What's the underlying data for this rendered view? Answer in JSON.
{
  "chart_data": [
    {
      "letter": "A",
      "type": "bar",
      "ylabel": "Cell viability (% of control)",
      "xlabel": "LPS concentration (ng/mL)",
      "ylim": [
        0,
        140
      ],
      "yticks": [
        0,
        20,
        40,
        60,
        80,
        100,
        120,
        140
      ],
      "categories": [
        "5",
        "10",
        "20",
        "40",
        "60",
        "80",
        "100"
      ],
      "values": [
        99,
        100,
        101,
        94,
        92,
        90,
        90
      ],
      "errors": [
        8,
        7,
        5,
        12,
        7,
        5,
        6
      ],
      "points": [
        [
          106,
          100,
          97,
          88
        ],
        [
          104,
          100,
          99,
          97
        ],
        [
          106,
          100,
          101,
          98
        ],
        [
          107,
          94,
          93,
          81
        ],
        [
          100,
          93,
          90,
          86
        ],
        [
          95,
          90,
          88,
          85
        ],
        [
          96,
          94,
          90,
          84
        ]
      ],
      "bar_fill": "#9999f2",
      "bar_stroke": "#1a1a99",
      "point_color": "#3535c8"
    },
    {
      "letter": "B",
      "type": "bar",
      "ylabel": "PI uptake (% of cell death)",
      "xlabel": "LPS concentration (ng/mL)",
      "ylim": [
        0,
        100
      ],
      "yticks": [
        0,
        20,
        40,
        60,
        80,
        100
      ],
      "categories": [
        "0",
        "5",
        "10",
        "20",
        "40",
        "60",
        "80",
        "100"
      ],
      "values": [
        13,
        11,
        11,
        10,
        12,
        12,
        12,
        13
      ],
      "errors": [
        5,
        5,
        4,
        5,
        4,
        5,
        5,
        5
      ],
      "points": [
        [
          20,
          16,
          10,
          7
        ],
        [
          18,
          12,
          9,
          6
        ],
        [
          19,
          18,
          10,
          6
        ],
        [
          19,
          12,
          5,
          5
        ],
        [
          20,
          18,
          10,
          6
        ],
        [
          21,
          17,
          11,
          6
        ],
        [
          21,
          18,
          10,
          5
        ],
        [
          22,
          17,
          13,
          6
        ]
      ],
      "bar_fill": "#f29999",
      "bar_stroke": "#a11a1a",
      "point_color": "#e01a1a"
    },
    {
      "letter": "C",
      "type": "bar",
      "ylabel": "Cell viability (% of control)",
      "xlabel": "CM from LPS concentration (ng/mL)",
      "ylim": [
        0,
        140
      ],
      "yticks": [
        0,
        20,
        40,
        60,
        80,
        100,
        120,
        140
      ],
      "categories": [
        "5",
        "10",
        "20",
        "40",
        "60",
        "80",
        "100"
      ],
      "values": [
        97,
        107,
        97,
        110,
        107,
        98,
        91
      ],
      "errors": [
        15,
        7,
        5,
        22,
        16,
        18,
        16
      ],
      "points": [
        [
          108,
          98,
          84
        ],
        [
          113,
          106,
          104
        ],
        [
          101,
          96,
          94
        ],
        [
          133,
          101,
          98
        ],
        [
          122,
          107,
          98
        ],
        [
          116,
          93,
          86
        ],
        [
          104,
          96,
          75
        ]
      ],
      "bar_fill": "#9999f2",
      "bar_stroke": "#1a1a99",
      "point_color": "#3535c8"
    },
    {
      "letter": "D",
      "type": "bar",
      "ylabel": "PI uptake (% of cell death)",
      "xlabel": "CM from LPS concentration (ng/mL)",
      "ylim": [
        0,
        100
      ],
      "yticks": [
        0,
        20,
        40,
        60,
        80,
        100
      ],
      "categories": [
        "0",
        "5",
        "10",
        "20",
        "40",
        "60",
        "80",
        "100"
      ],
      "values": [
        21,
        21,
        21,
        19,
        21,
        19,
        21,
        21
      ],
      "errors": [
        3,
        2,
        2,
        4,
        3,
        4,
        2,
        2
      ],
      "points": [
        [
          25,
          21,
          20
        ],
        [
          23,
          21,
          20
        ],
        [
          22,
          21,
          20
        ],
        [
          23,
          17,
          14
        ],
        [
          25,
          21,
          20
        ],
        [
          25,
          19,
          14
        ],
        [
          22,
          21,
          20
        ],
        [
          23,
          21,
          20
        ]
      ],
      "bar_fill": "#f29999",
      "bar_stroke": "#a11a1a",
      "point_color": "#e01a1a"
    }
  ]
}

====================

**INSTRUCTIONS TO FOLLOW:** Return the entries above exactly, each one complete.

**ANSWER FOR THIS EXERCISE:**
What's the underlying data for this rendered view? Answer in JSON.
{
  "chart_data": [
    {
      "letter": "A",
      "type": "bar",
      "ylabel": "Cell viability (% of control)",
      "xlabel": "LPS concentration (ng/mL)",
      "ylim": [
        0,
        140
      ],
      "yticks": [
        0,
        20,
        40,
        60,
        80,
        100,
        120,
        140
      ],
      "categories": [
        "5",
        "10",
        "20",
        "40",
        "60",
        "80",
        "100"
      ],
      "values": [
        99,
        100,
        101,
        94,
        92,
        90,
        90
      ],
      "errors": [
        8,
        7,
        5,
        12,
        7,
        5,
        6
      ],
      "points": [
        [
          106,
          100,
          97,
          88
        ],
        [
          104,
          100,
          99,
          97
        ],
        [
          106,
          100,
          101,
          98
        ],
        [
          107,
          94,
          93,
          81
        ],
        [
          100,
          93,
          90,
          86
        ],
        [
          95,
          90,
          88,
          85
        ],
        [
          96,
          94,
          90,
          84
        ]
      ],
      "bar_fill": "#9999f2",
      "bar_stroke": "#1a1a99",
      "point_color": "#3535c8"
    },
    {
      "letter": "B",
      "type": "bar",
      "ylabel": "PI uptake (% of cell death)",
      "xlabel": "LPS concentration (ng/mL)",
      "ylim": [
        0,
        100
      ],
      "yticks": [
        0,
        20,
        40,
        60,
        80,
        100
      ],
      "categories": [
        "0",
        "5",
        "10",
        "20",
        "40",
        "60",
        "80",
        "100"
      ],
      "values": [
        13,
        11,
        11,
        10,
        12,
        12,
        12,
        13
      ],
      "errors": [
        5,
        5,
        4,
        5,
        4,
        5,
        5,
        5
      ],
      "points": [
        [
          20,
          16,
          10,
          7
        ],
        [
          18,
          12,
          9,
          6
        ],
        [
          19,
          18,
          10,
          6
        ],
        [
          19,
          12,
          5,
          5
        ],
        [
          20,
          18,
          10,
          6
        ],
        [
          21,
          17,
          11,
          6
        ],
        [
          21,
          18,
          10,
          5
        ],
        [
          22,
          17,
          13,
          6
        ]
      ],
      "bar_fill": "#f29999",
      "bar_stroke": "#a11a1a",
      "point_color": "#e01a1a"
    },
    {
      "letter": "C",
      "type": "bar",
      "ylabel": "Cell viability (% of control)",
      "xlabel": "CM from LPS concentration (ng/mL)",
      "ylim": [
        0,
        140
      ],
      "yticks": [
        0,
        20,
        40,
        60,
        80,
        100,
        120,
        140
      ],
      "categories": [
        "5",
        "10",
        "20",
        "40",
        "60",
        "80",
        "100"
      ],
      "values": [
        97,
        107,
        97,
        110,
        107,
        98,
        91
      ],
      "errors": [
        15,
        7,
        5,
        22,
        16,
        18,
        16
      ],
      "points": [
        [
          108,
          98,
          84
        ],
        [
          113,
          106,
          104
        ],
        [
          101,
          96,
          94
        ],
        [
          133,
          101,
          98
        ],
        [
          122,
          107,
          98
        ],
        [
          116,
          93,
          86
        ],
        [
          104,
          96,
          75
        ]
      ],
      "bar_fill": "#9999f2",
      "bar_stroke": "#1a1a99",
      "point_color": "#3535c8"
    },
    {
      "letter": "D",
      "type": "bar",
      "ylabel": "PI uptake (% of cell death)",
      "xlabel": "CM from LPS concentration (ng/mL)",
      "ylim": [
        0,
        100
      ],
      "yticks": [
        0,
        20,
        40,
        60,
        80,
        100
      ],
      "categories": [
        "0",
        "5",
        "10",
        "20",
        "40",
        "60",
        "80",
        "100"
      ],
      "values": [
        21,
        21,
        21,
        19,
        21,
        19,
        21,
        21
      ],
      "errors": [
        3,
        2,
        2,
        4,
        3,
        4,
        2,
        2
      ],
      "points": [
        [
          25,
          21,
          20
        ],
        [
          23,
          21,
          20
        ],
        [
          22,
          21,
          20
        ],
        [
          23,
          17,
          14
        ],
        [
          25,
          21,
          20
        ],
        [
          25,
          19,
          14
        ],
        [
          22,
          21,
          20
        ],
        [
          23,
          21,
          20
        ]
      ],
      "bar_fill": "#f29999",
      "bar_stroke": "#a11a1a",
      "point_color": "#e01a1a"
    }
  ]
}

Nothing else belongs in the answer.